──────── Data entries
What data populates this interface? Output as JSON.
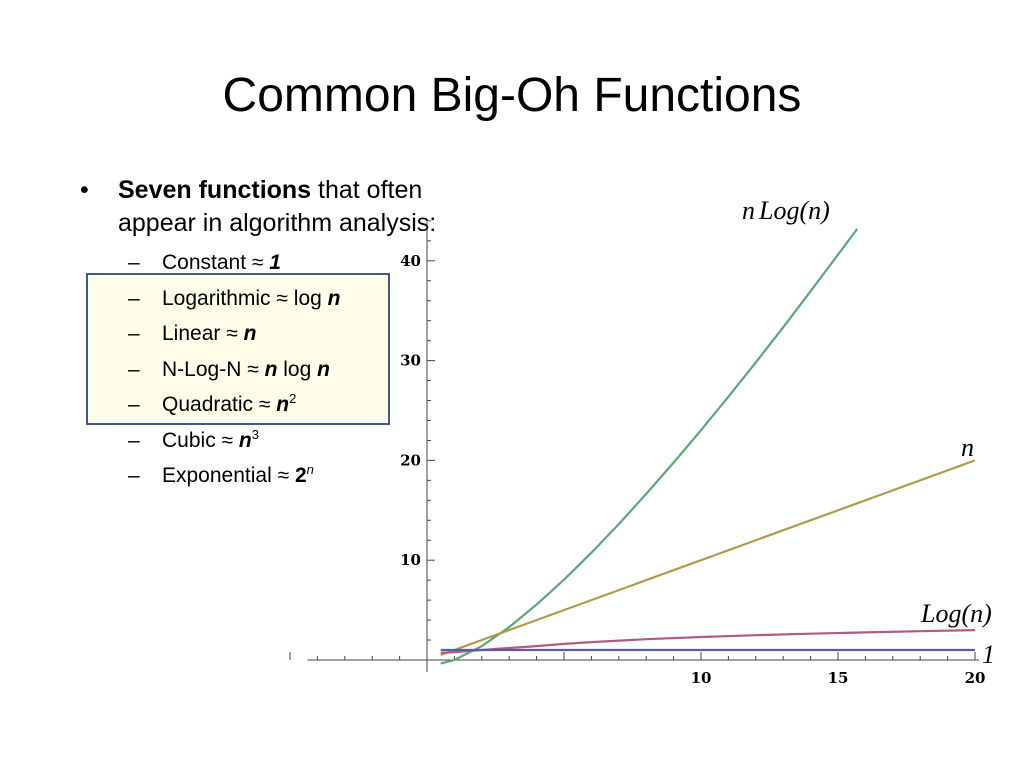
{
  "slide": {
    "title": "Common Big-Oh Functions"
  },
  "bullets": {
    "marker": "•",
    "lead_bold": "Seven functions",
    "lead_rest": " that often appear in algorithm analysis:",
    "approx": "≈",
    "dash": "–",
    "items": [
      {
        "name": "Constant",
        "pre": "",
        "var": "1",
        "post": "",
        "sup": ""
      },
      {
        "name": "Logarithmic",
        "pre": " log ",
        "var": "n",
        "post": "",
        "sup": ""
      },
      {
        "name": "Linear",
        "pre": "",
        "var": "n",
        "post": "",
        "sup": ""
      },
      {
        "name": "N-Log-N",
        "pre": "",
        "var": "n",
        "post": " log ",
        "var2": "n",
        "sup": ""
      },
      {
        "name": "Quadratic",
        "pre": "",
        "var": "n",
        "post": "",
        "sup": "2"
      },
      {
        "name": "Cubic",
        "pre": "",
        "var": "n",
        "post": "",
        "sup": "3"
      },
      {
        "name": "Exponential",
        "pre": "",
        "var": "2",
        "post": "",
        "sup": "n"
      }
    ]
  },
  "chart_data": {
    "type": "line",
    "title": "",
    "xlabel": "",
    "ylabel": "",
    "xlim": [
      -4,
      20
    ],
    "ylim": [
      -2,
      44
    ],
    "x_ticks": [
      10,
      15,
      20
    ],
    "y_ticks": [
      10,
      20,
      30,
      40
    ],
    "grid": false,
    "series": [
      {
        "name": "n Log(n)",
        "color": "#5aa879",
        "x": [
          0.5,
          1,
          2,
          3,
          4,
          5,
          6,
          7,
          8,
          9,
          10,
          11,
          12,
          13,
          14,
          15,
          15.7
        ],
        "y": [
          -0.35,
          0,
          1.39,
          3.3,
          5.55,
          8.05,
          10.75,
          13.62,
          16.64,
          19.78,
          23.03,
          26.38,
          29.82,
          33.34,
          36.95,
          40.62,
          43.2
        ]
      },
      {
        "name": "n",
        "color": "#b09b4d",
        "x": [
          0.5,
          20
        ],
        "y": [
          0.5,
          20
        ]
      },
      {
        "name": "Log(n)",
        "color": "#b05a88",
        "x": [
          0.5,
          1,
          2,
          3,
          4,
          5,
          6,
          8,
          10,
          12,
          14,
          16,
          18,
          20
        ],
        "y": [
          0.7,
          0.78,
          1.0,
          1.2,
          1.39,
          1.61,
          1.79,
          2.08,
          2.3,
          2.48,
          2.64,
          2.77,
          2.89,
          3.0
        ]
      },
      {
        "name": "1",
        "color": "#5c5aa6",
        "x": [
          0.5,
          20
        ],
        "y": [
          1,
          1
        ]
      }
    ],
    "labels": [
      {
        "series": "n Log(n)",
        "parts": [
          "n",
          "Log",
          "(",
          "n",
          ")"
        ]
      },
      {
        "series": "n",
        "parts": [
          "n"
        ]
      },
      {
        "series": "Log(n)",
        "parts": [
          "Log",
          "(",
          "n",
          ")"
        ]
      },
      {
        "series": "1",
        "parts": [
          "1"
        ]
      }
    ]
  }
}
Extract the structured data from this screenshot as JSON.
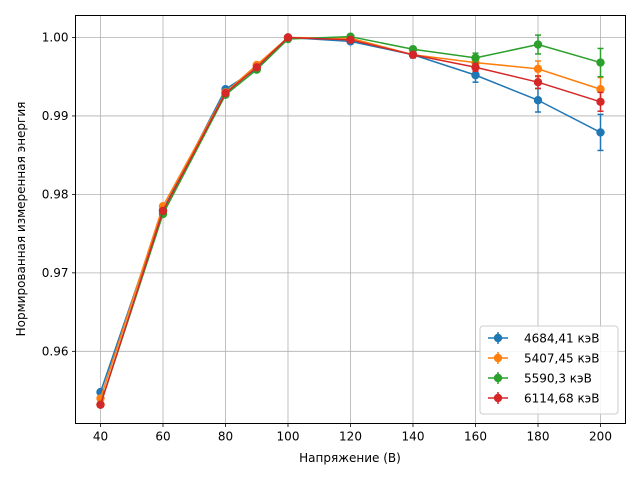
{
  "chart_data": {
    "type": "line",
    "title": "",
    "xlabel": "Напряжение (В)",
    "ylabel": "Нормированная измеренная энергия",
    "xlim": [
      32,
      208
    ],
    "ylim": [
      0.9508,
      1.0028
    ],
    "xticks": [
      40,
      60,
      80,
      100,
      120,
      140,
      160,
      180,
      200
    ],
    "yticks": [
      0.96,
      0.97,
      0.98,
      0.99,
      1.0
    ],
    "ytick_labels": [
      "0.96",
      "0.97",
      "0.98",
      "0.99",
      "1.00"
    ],
    "grid": true,
    "legend_position": "lower-right",
    "x": [
      40,
      60,
      80,
      90,
      100,
      120,
      140,
      160,
      180,
      200
    ],
    "series": [
      {
        "name": "4684,41 кэВ",
        "color": "#1f77b4",
        "values": [
          0.9548,
          0.978,
          0.9934,
          0.996,
          1.0,
          0.9995,
          0.9978,
          0.9952,
          0.992,
          0.9879
        ],
        "errors": [
          0.0002,
          0.0002,
          0.0002,
          0.0002,
          0.0,
          0.0003,
          0.0004,
          0.0009,
          0.0015,
          0.0023
        ]
      },
      {
        "name": "5407,45 кэВ",
        "color": "#ff7f0e",
        "values": [
          0.954,
          0.9785,
          0.993,
          0.9965,
          1.0,
          0.9999,
          0.9978,
          0.9968,
          0.996,
          0.9934
        ],
        "errors": [
          0.0002,
          0.0002,
          0.0002,
          0.0002,
          0.0,
          0.0002,
          0.0003,
          0.0006,
          0.001,
          0.0015
        ]
      },
      {
        "name": "5590,3 кэВ",
        "color": "#2ca02c",
        "values": [
          0.9532,
          0.9775,
          0.9927,
          0.9959,
          0.9998,
          1.0001,
          0.9985,
          0.9974,
          0.9991,
          0.9968
        ],
        "errors": [
          0.0002,
          0.0002,
          0.0002,
          0.0002,
          0.0002,
          0.0002,
          0.0003,
          0.0006,
          0.0012,
          0.0018
        ]
      },
      {
        "name": "6114,68 кэВ",
        "color": "#d62728",
        "values": [
          0.9532,
          0.9779,
          0.9929,
          0.9962,
          1.0,
          0.9997,
          0.9978,
          0.9962,
          0.9943,
          0.9918
        ],
        "errors": [
          0.0002,
          0.0002,
          0.0002,
          0.0002,
          0.0,
          0.0002,
          0.0003,
          0.0005,
          0.0008,
          0.0012
        ]
      }
    ]
  }
}
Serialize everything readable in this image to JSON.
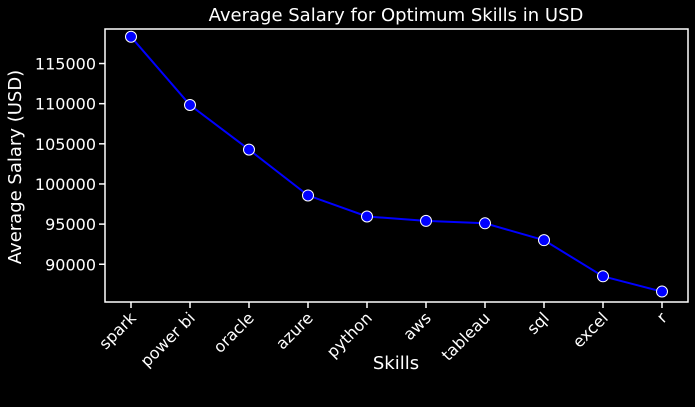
{
  "chart_data": {
    "type": "line",
    "title": "Average Salary for Optimum Skills in USD",
    "xlabel": "Skills",
    "ylabel": "Average Salary (USD)",
    "categories": [
      "spark",
      "power bi",
      "oracle",
      "azure",
      "python",
      "aws",
      "tableau",
      "sql",
      "excel",
      "r"
    ],
    "values": [
      118332,
      109833,
      104280,
      98570,
      95947,
      95400,
      95100,
      93000,
      88500,
      86600
    ],
    "ylim": [
      85300,
      119300
    ],
    "yticks": [
      90000,
      95000,
      100000,
      105000,
      110000,
      115000
    ],
    "ytick_labels": [
      "90000",
      "95000",
      "100000",
      "105000",
      "110000",
      "115000"
    ],
    "grid": false,
    "colors": {
      "background": "#000000",
      "axes": "#ffffff",
      "line": "#0000ff",
      "marker_fill": "#0000ff",
      "marker_edge": "#ffffff",
      "text": "#ffffff"
    }
  }
}
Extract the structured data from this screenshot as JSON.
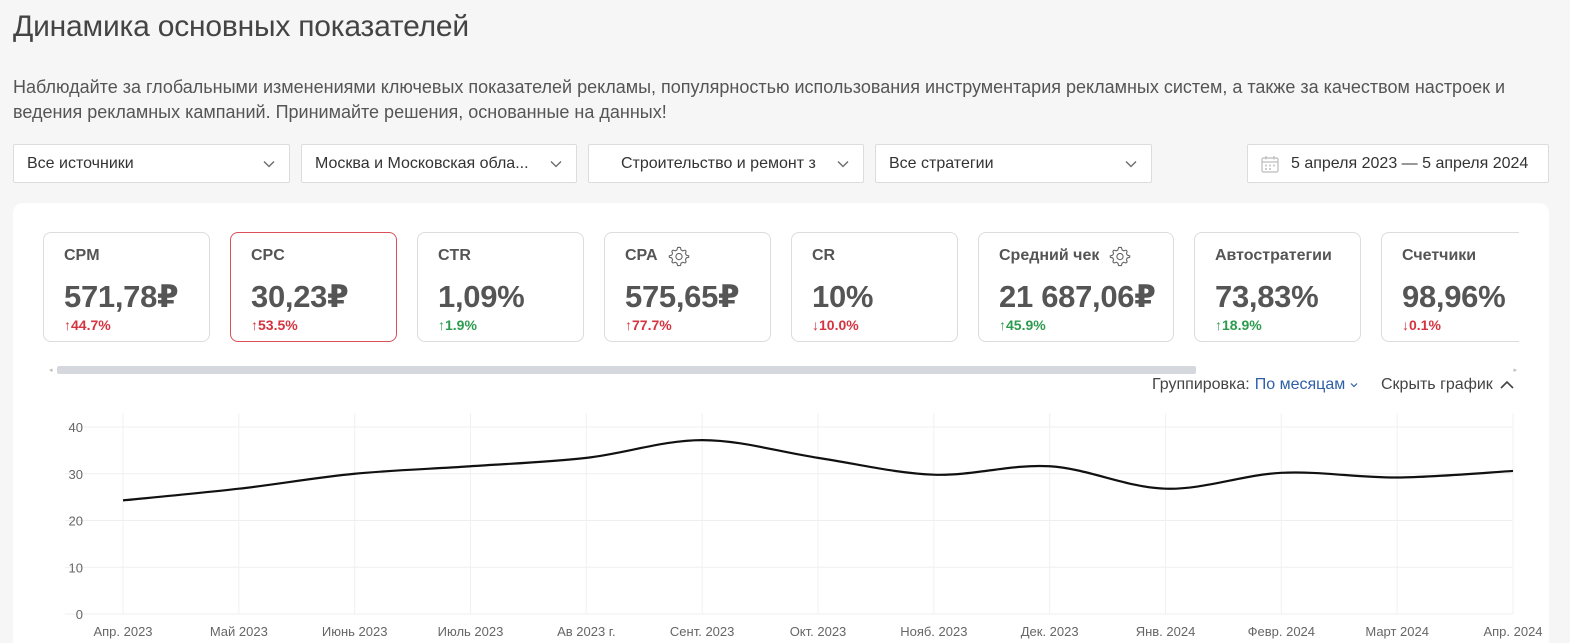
{
  "page": {
    "title": "Динамика основных показателей",
    "description": "Наблюдайте за глобальными изменениями ключевых показателей рекламы, популярностью использования инструментария рекламных систем, а также за качеством настроек и ведения рекламных кампаний. Принимайте решения, основанные на данных!"
  },
  "filters": {
    "source": "Все источники",
    "region": "Москва и Московская обла...",
    "industry": "Строительство и ремонт з",
    "strategy": "Все стратегии",
    "date_range": "5 апреля 2023 — 5 апреля 2024"
  },
  "icons": {
    "chevron": "chevron-down-icon",
    "calendar": "calendar-icon",
    "gear": "gear-icon",
    "chevron_up": "chevron-up-icon"
  },
  "colors": {
    "active_border": "#d9505a",
    "negative": "#d4343f",
    "positive": "#2d9b4e",
    "link": "#2f5fa7"
  },
  "metrics": [
    {
      "name": "CPM",
      "value": "571,78₽",
      "delta": "↑44.7%",
      "tone": "up-bad",
      "active": false,
      "gear": false
    },
    {
      "name": "CPC",
      "value": "30,23₽",
      "delta": "↑53.5%",
      "tone": "up-bad",
      "active": true,
      "gear": false
    },
    {
      "name": "CTR",
      "value": "1,09%",
      "delta": "↑1.9%",
      "tone": "up-good",
      "active": false,
      "gear": false
    },
    {
      "name": "CPA",
      "value": "575,65₽",
      "delta": "↑77.7%",
      "tone": "up-bad",
      "active": false,
      "gear": true
    },
    {
      "name": "CR",
      "value": "10%",
      "delta": "↓10.0%",
      "tone": "down-bad",
      "active": false,
      "gear": false
    },
    {
      "name": "Средний чек",
      "value": "21 687,06₽",
      "delta": "↑45.9%",
      "tone": "up-good",
      "active": false,
      "gear": true
    },
    {
      "name": "Автостратегии",
      "value": "73,83%",
      "delta": "↑18.9%",
      "tone": "up-good",
      "active": false,
      "gear": false
    },
    {
      "name": "Счетчики",
      "value": "98,96%",
      "delta": "↓0.1%",
      "tone": "down-bad",
      "active": false,
      "gear": false
    }
  ],
  "controls": {
    "grouping_label": "Группировка:",
    "grouping_value": "По месяцам",
    "hide_chart": "Скрыть график"
  },
  "chart_data": {
    "type": "line",
    "categories": [
      "Апр. 2023",
      "Май 2023",
      "Июнь 2023",
      "Июль 2023",
      "Ав 2023 г.",
      "Сент. 2023",
      "Окт. 2023",
      "Нояб. 2023",
      "Дек. 2023",
      "Янв. 2024",
      "Февр. 2024",
      "Март 2024",
      "Апр. 2024"
    ],
    "series": [
      {
        "values": [
          24.3,
          26.8,
          30.0,
          31.6,
          33.4,
          37.2,
          33.4,
          29.8,
          31.6,
          26.8,
          30.2,
          29.2,
          30.6
        ]
      }
    ],
    "yticks": [
      0,
      10,
      20,
      30,
      40
    ],
    "ylim": [
      0,
      40
    ],
    "grid": true,
    "line_color": "#111111"
  }
}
────────────────
Problem statement:
Go through the data and count each line that has the word "JSON", then give the total alone.

Answer below:
4